- [MATERIAL PROVIDED]
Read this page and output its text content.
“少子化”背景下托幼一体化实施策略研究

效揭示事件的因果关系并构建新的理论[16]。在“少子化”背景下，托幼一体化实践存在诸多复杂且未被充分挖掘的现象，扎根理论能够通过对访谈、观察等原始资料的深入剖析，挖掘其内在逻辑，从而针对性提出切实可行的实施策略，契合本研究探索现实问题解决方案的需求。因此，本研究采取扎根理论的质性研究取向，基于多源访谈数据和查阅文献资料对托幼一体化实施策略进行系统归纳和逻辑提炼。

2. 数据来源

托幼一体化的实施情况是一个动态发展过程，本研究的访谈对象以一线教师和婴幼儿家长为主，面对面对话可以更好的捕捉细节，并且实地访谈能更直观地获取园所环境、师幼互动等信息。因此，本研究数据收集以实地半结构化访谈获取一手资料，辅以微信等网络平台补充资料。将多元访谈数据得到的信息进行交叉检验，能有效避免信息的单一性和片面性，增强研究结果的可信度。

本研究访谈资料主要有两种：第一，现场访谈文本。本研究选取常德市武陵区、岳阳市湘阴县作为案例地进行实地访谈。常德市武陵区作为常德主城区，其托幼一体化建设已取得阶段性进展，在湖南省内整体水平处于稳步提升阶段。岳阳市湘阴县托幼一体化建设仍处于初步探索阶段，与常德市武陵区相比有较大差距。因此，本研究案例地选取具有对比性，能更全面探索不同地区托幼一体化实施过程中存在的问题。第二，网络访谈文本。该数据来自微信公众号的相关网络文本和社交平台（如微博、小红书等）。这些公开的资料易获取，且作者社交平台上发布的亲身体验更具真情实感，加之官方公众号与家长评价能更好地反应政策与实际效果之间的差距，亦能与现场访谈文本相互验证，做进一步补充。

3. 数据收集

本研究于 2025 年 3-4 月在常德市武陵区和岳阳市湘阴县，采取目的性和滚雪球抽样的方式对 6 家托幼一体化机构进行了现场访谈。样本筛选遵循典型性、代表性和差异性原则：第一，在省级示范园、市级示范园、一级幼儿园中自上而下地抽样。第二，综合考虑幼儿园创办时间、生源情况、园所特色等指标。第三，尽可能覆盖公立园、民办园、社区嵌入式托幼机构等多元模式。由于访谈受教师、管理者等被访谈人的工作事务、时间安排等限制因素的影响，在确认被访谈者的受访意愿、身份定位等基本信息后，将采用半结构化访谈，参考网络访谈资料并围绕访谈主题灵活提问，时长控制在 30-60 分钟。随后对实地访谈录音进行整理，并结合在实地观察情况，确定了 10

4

- [WHAT THIS TASK INVOLVES] Print again each line of the listing above, exactly as it appears.

- [WRITTEN SOLUTION]
Read this page and output its text content.
“少子化”背景下托幼一体化实施策略研究

效揭示事件的因果关系并构建新的理论[16]。在“少子化”背景下，托幼一体化实践存在诸多复杂且未被充分挖掘的现象，扎根理论能够通过对访谈、观察等原始资料的深入剖析，挖掘其内在逻辑，从而针对性提出切实可行的实施策略，契合本研究探索现实问题解决方案的需求。因此，本研究采取扎根理论的质性研究取向，基于多源访谈数据和查阅文献资料对托幼一体化实施策略进行系统归纳和逻辑提炼。

2. 数据来源

托幼一体化的实施情况是一个动态发展过程，本研究的访谈对象以一线教师和婴幼儿家长为主，面对面对话可以更好的捕捉细节，并且实地访谈能更直观地获取园所环境、师幼互动等信息。因此，本研究数据收集以实地半结构化访谈获取一手资料，辅以微信等网络平台补充资料。将多元访谈数据得到的信息进行交叉检验，能有效避免信息的单一性和片面性，增强研究结果的可信度。

本研究访谈资料主要有两种：第一，现场访谈文本。本研究选取常德市武陵区、岳阳市湘阴县作为案例地进行实地访谈。常德市武陵区作为常德主城区，其托幼一体化建设已取得阶段性进展，在湖南省内整体水平处于稳步提升阶段。岳阳市湘阴县托幼一体化建设仍处于初步探索阶段，与常德市武陵区相比有较大差距。因此，本研究案例地选取具有对比性，能更全面探索不同地区托幼一体化实施过程中存在的问题。第二，网络访谈文本。该数据来自微信公众号的相关网络文本和社交平台（如微博、小红书等）。这些公开的资料易获取，且作者社交平台上发布的亲身体验更具真情实感，加之官方公众号与家长评价能更好地反应政策与实际效果之间的差距，亦能与现场访谈文本相互验证，做进一步补充。

3. 数据收集

本研究于 2025 年 3-4 月在常德市武陵区和岳阳市湘阴县，采取目的性和滚雪球抽样的方式对 6 家托幼一体化机构进行了现场访谈。样本筛选遵循典型性、代表性和差异性原则：第一，在省级示范园、市级示范园、一级幼儿园中自上而下地抽样。第二，综合考虑幼儿园创办时间、生源情况、园所特色等指标。第三，尽可能覆盖公立园、民办园、社区嵌入式托幼机构等多元模式。由于访谈受教师、管理者等被访谈人的工作事务、时间安排等限制因素的影响，在确认被访谈者的受访意愿、身份定位等基本信息后，将采用半结构化访谈，参考网络访谈资料并围绕访谈主题灵活提问，时长控制在 30-60 分钟。随后对实地访谈录音进行整理，并结合在实地观察情况，确定了 10

4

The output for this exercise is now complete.